%%
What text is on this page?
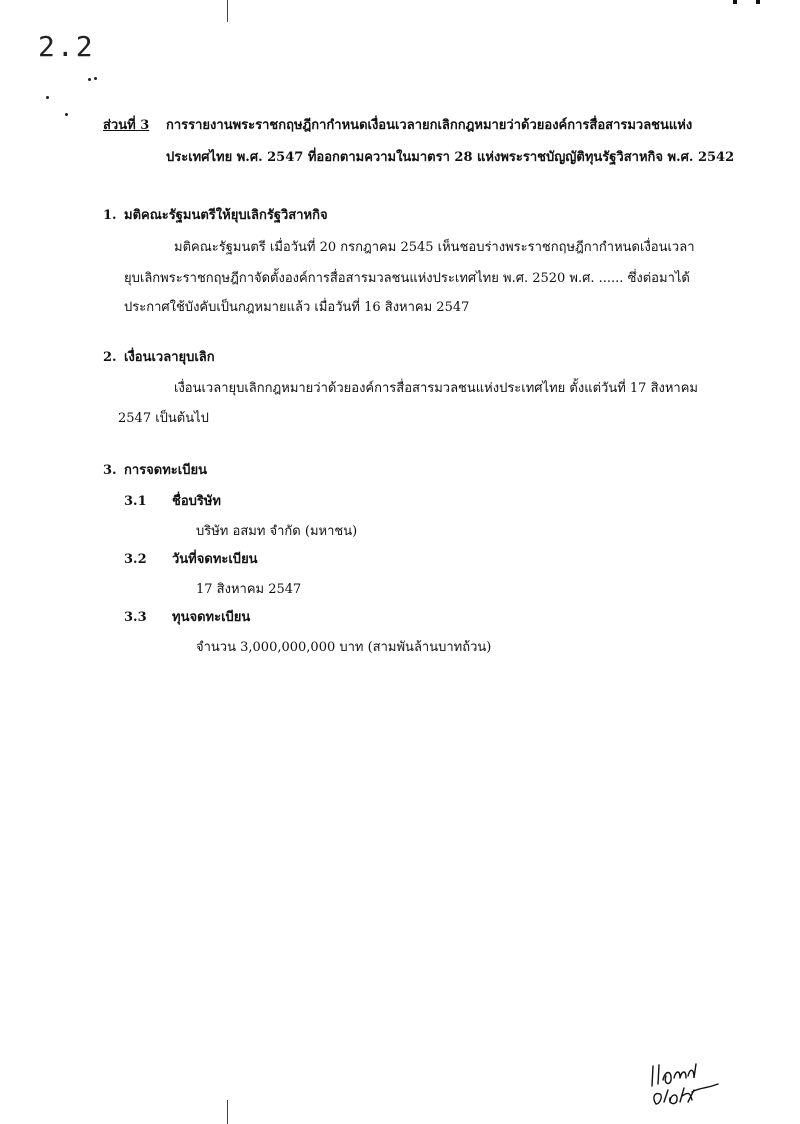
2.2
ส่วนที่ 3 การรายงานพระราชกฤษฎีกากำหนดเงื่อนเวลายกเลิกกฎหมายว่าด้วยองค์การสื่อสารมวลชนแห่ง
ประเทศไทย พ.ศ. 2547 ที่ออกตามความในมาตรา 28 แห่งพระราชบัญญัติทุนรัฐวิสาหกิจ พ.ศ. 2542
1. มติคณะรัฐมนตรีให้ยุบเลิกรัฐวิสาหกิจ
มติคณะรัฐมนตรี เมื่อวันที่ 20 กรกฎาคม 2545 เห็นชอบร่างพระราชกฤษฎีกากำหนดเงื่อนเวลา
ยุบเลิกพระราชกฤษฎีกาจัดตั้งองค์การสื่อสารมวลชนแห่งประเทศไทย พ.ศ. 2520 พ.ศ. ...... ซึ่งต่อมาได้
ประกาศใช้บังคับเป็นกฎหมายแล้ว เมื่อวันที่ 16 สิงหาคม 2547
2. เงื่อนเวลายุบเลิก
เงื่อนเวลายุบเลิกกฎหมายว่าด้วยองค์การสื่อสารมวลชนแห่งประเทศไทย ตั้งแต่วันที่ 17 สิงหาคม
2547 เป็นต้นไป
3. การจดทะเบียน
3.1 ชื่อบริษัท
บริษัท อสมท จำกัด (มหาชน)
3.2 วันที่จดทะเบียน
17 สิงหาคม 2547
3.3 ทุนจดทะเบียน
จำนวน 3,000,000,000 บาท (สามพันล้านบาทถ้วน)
%%
Problem to solve
Reproduce the full material exactly, excluding the pictures.

Task response
What text is on this page?
2.2
ส่วนที่ 3 การรายงานพระราชกฤษฎีกากำหนดเงื่อนเวลายกเลิกกฎหมายว่าด้วยองค์การสื่อสารมวลชนแห่ง
ประเทศไทย พ.ศ. 2547 ที่ออกตามความในมาตรา 28 แห่งพระราชบัญญัติทุนรัฐวิสาหกิจ พ.ศ. 2542
1. มติคณะรัฐมนตรีให้ยุบเลิกรัฐวิสาหกิจ
มติคณะรัฐมนตรี เมื่อวันที่ 20 กรกฎาคม 2545 เห็นชอบร่างพระราชกฤษฎีกากำหนดเงื่อนเวลา
ยุบเลิกพระราชกฤษฎีกาจัดตั้งองค์การสื่อสารมวลชนแห่งประเทศไทย พ.ศ. 2520 พ.ศ. ...... ซึ่งต่อมาได้
ประกาศใช้บังคับเป็นกฎหมายแล้ว เมื่อวันที่ 16 สิงหาคม 2547
2. เงื่อนเวลายุบเลิก
เงื่อนเวลายุบเลิกกฎหมายว่าด้วยองค์การสื่อสารมวลชนแห่งประเทศไทย ตั้งแต่วันที่ 17 สิงหาคม
2547 เป็นต้นไป
3. การจดทะเบียน
3.1 ชื่อบริษัท
บริษัท อสมท จำกัด (มหาชน)
3.2 วันที่จดทะเบียน
17 สิงหาคม 2547
3.3 ทุนจดทะเบียน
จำนวน 3,000,000,000 บาท (สามพันล้านบาทถ้วน)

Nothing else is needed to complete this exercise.